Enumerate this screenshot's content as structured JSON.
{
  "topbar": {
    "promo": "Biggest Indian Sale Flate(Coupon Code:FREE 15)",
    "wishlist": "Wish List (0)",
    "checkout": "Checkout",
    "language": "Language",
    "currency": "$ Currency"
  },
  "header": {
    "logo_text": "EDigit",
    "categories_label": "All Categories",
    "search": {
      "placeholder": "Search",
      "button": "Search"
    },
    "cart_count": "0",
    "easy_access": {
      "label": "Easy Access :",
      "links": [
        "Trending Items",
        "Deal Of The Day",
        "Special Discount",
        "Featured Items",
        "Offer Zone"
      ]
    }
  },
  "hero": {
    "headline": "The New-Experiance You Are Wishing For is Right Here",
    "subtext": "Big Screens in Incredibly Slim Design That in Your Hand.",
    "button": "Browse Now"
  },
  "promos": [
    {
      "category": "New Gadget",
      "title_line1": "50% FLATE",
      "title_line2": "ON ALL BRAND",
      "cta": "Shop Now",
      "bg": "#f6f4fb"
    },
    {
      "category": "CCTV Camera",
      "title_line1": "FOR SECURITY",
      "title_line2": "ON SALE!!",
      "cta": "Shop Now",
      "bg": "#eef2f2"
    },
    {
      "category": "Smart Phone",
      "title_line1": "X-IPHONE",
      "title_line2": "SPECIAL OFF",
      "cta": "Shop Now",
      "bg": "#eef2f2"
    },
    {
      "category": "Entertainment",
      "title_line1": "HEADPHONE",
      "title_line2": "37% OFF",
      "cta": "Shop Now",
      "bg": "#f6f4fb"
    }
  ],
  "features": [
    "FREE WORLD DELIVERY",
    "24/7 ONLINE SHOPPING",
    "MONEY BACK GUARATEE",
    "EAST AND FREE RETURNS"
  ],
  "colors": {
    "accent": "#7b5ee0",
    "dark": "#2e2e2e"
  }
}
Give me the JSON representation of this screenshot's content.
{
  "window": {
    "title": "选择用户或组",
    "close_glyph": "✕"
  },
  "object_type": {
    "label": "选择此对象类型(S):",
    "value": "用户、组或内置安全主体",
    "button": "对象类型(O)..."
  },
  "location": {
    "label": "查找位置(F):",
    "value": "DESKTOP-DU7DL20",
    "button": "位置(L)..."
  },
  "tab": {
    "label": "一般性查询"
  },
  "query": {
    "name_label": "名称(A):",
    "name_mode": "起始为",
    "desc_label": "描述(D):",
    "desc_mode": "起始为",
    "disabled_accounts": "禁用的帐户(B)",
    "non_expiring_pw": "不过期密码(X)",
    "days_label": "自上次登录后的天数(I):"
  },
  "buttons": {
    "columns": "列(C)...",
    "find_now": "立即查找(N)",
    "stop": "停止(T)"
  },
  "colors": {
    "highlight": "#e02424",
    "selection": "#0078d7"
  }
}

++++++++++++++++++++

- Exercise instructions -
Reproduce the material above without altering a single character.

- The completed task -
Enumerate this screenshot's content as structured JSON.
{
  "topbar": {
    "promo": "Biggest Indian Sale Flate(Coupon Code:FREE 15)",
    "wishlist": "Wish List (0)",
    "checkout": "Checkout",
    "language": "Language",
    "currency": "$ Currency"
  },
  "header": {
    "logo_text": "EDigit",
    "categories_label": "All Categories",
    "search": {
      "placeholder": "Search",
      "button": "Search"
    },
    "cart_count": "0",
    "easy_access": {
      "label": "Easy Access :",
      "links": [
        "Trending Items",
        "Deal Of The Day",
        "Special Discount",
        "Featured Items",
        "Offer Zone"
      ]
    }
  },
  "hero": {
    "headline": "The New-Experiance You Are Wishing For is Right Here",
    "subtext": "Big Screens in Incredibly Slim Design That in Your Hand.",
    "button": "Browse Now"
  },
  "promos": [
    {
      "category": "New Gadget",
      "title_line1": "50% FLATE",
      "title_line2": "ON ALL BRAND",
      "cta": "Shop Now",
      "bg": "#f6f4fb"
    },
    {
      "category": "CCTV Camera",
      "title_line1": "FOR SECURITY",
      "title_line2": "ON SALE!!",
      "cta": "Shop Now",
      "bg": "#eef2f2"
    },
    {
      "category": "Smart Phone",
      "title_line1": "X-IPHONE",
      "title_line2": "SPECIAL OFF",
      "cta": "Shop Now",
      "bg": "#eef2f2"
    },
    {
      "category": "Entertainment",
      "title_line1": "HEADPHONE",
      "title_line2": "37% OFF",
      "cta": "Shop Now",
      "bg": "#f6f4fb"
    }
  ],
  "features": [
    "FREE WORLD DELIVERY",
    "24/7 ONLINE SHOPPING",
    "MONEY BACK GUARATEE",
    "EAST AND FREE RETURNS"
  ],
  "colors": {
    "accent": "#7b5ee0",
    "dark": "#2e2e2e"
  }
}
Give me the JSON representation of this screenshot's content.
{
  "window": {
    "title": "选择用户或组",
    "close_glyph": "✕"
  },
  "object_type": {
    "label": "选择此对象类型(S):",
    "value": "用户、组或内置安全主体",
    "button": "对象类型(O)..."
  },
  "location": {
    "label": "查找位置(F):",
    "value": "DESKTOP-DU7DL20",
    "button": "位置(L)..."
  },
  "tab": {
    "label": "一般性查询"
  },
  "query": {
    "name_label": "名称(A):",
    "name_mode": "起始为",
    "desc_label": "描述(D):",
    "desc_mode": "起始为",
    "disabled_accounts": "禁用的帐户(B)",
    "non_expiring_pw": "不过期密码(X)",
    "days_label": "自上次登录后的天数(I):"
  },
  "buttons": {
    "columns": "列(C)...",
    "find_now": "立即查找(N)",
    "stop": "停止(T)"
  },
  "colors": {
    "highlight": "#e02424",
    "selection": "#0078d7"
  }
}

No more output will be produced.